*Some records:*
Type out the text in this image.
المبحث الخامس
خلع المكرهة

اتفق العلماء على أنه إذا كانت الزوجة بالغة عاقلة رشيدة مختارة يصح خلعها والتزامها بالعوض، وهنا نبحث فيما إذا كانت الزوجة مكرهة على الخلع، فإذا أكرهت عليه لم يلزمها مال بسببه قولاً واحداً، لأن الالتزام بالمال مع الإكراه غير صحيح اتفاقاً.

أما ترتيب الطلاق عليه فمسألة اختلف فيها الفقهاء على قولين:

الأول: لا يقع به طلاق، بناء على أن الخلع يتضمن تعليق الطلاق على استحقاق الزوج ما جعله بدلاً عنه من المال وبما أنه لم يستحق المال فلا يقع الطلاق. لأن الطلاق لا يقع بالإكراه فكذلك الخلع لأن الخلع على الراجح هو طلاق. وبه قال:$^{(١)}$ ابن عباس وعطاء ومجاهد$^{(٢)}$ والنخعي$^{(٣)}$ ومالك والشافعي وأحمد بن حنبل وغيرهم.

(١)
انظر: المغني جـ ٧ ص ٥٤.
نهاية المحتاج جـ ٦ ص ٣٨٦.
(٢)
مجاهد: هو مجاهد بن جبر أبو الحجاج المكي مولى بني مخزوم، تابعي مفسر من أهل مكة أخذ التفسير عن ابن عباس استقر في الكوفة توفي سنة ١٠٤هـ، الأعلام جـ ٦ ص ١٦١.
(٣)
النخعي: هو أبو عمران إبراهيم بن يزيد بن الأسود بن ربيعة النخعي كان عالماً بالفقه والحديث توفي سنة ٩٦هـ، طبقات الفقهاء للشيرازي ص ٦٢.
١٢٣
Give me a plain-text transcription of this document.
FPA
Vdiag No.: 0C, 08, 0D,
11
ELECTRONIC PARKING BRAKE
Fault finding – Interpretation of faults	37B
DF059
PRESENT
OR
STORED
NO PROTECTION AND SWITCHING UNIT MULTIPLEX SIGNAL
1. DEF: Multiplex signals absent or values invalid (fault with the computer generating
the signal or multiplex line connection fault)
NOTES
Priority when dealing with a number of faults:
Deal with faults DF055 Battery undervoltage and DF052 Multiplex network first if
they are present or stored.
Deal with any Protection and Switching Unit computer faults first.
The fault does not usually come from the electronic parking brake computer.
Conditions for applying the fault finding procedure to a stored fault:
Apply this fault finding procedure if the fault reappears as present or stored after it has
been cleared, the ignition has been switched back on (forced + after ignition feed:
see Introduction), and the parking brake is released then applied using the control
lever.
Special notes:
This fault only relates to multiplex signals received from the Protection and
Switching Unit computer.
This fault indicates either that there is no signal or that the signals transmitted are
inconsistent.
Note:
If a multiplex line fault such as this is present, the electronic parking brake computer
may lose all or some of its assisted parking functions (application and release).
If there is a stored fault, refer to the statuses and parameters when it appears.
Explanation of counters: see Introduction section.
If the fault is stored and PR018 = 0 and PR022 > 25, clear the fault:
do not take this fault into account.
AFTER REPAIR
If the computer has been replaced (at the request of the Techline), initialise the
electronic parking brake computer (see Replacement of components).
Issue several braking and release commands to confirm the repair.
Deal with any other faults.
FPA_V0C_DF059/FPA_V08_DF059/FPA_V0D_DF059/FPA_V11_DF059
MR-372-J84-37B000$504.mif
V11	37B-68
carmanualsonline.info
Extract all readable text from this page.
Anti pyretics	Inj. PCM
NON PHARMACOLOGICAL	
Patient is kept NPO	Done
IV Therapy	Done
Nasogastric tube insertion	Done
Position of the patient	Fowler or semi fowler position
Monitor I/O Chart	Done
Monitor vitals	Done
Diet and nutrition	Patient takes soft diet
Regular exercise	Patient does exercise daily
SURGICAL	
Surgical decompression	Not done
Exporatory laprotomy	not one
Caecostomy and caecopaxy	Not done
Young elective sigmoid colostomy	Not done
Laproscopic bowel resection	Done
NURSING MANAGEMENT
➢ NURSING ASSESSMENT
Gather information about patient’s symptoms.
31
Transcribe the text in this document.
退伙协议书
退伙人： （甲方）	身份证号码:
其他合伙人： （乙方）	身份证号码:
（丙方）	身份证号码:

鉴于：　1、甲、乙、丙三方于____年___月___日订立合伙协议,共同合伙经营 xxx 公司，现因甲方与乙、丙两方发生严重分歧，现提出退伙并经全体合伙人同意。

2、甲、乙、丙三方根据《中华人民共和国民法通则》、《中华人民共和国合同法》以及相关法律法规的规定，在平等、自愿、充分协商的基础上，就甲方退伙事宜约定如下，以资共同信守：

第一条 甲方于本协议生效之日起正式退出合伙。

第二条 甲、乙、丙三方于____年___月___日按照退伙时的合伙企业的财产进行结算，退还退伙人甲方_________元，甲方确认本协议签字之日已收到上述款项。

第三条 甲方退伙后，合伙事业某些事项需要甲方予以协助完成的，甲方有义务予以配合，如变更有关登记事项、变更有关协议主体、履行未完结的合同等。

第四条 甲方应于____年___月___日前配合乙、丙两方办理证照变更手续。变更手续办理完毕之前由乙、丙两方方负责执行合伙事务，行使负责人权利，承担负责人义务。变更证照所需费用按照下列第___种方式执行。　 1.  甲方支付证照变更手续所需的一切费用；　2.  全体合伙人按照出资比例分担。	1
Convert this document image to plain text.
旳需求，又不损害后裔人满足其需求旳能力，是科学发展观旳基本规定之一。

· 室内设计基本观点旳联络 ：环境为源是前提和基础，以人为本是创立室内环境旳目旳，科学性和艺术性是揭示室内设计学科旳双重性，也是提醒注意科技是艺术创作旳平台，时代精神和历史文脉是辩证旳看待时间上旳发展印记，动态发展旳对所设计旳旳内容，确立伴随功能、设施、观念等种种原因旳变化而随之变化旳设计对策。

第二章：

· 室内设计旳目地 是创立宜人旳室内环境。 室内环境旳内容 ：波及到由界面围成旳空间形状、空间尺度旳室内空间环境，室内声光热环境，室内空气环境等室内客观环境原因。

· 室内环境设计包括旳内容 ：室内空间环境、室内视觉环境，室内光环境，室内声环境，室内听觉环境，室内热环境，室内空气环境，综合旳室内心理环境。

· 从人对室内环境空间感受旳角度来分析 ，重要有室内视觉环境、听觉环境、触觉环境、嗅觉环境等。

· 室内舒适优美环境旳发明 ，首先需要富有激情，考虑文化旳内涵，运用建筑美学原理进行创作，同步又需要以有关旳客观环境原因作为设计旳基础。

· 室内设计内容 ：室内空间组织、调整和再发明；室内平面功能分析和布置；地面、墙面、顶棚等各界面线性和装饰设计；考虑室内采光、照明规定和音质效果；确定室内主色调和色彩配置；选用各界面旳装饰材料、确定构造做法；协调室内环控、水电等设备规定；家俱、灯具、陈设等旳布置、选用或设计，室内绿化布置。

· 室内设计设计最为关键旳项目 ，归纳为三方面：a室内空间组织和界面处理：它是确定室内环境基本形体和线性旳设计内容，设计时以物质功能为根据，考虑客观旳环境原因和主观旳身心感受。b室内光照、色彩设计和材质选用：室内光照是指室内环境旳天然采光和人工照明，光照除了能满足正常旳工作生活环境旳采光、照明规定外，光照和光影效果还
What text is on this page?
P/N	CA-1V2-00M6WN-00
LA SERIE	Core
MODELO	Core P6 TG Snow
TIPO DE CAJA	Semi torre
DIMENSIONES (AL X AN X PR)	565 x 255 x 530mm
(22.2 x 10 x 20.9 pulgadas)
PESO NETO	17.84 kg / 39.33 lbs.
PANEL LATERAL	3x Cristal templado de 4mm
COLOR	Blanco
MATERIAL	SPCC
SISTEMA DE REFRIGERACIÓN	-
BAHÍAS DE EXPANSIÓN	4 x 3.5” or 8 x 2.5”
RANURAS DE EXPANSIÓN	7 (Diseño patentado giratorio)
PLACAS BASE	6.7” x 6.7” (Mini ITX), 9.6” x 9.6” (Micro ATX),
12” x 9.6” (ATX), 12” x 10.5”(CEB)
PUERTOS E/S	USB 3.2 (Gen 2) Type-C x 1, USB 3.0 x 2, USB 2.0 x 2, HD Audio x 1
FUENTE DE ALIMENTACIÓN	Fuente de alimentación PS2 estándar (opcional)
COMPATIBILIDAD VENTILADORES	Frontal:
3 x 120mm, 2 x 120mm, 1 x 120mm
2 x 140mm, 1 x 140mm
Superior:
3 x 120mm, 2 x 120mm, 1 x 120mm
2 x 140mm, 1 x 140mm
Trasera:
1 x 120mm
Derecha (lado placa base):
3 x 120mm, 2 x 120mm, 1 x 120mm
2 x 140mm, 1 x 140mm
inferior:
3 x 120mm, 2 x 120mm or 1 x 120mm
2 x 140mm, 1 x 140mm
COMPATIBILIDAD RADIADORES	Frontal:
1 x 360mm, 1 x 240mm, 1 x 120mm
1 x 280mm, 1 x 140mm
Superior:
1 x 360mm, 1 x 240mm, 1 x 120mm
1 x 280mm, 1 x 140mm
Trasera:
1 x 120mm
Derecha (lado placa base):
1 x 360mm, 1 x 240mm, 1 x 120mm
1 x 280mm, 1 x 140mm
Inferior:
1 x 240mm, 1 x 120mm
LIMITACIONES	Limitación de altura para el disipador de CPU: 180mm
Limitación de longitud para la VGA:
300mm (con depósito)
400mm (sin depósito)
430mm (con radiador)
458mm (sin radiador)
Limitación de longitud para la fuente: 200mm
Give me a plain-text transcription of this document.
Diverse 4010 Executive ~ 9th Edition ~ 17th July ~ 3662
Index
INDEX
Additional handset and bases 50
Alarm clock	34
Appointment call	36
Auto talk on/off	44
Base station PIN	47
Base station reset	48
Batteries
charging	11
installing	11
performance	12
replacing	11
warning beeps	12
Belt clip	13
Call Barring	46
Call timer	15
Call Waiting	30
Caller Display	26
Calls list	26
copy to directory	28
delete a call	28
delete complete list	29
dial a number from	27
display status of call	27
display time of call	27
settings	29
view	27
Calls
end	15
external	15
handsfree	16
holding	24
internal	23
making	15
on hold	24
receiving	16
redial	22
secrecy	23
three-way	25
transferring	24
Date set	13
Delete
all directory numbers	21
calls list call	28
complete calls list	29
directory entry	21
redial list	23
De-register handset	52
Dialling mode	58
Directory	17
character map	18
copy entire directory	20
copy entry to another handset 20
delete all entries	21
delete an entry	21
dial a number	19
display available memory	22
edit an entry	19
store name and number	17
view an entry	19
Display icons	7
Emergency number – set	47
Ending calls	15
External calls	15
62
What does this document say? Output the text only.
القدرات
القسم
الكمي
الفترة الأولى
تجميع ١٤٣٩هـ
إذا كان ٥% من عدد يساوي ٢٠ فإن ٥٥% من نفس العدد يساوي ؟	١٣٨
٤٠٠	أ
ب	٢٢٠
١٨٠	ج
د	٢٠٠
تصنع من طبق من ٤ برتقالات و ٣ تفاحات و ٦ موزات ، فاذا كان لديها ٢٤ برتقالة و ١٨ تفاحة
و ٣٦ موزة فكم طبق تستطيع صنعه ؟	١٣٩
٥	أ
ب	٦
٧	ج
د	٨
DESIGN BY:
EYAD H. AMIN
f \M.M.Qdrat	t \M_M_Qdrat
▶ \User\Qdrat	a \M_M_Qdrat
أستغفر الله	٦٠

*Instructions to follow:* Copy every line of the listing containing the string "page".

*Final result:*
Extract all readable text from this page.
What text is on this page?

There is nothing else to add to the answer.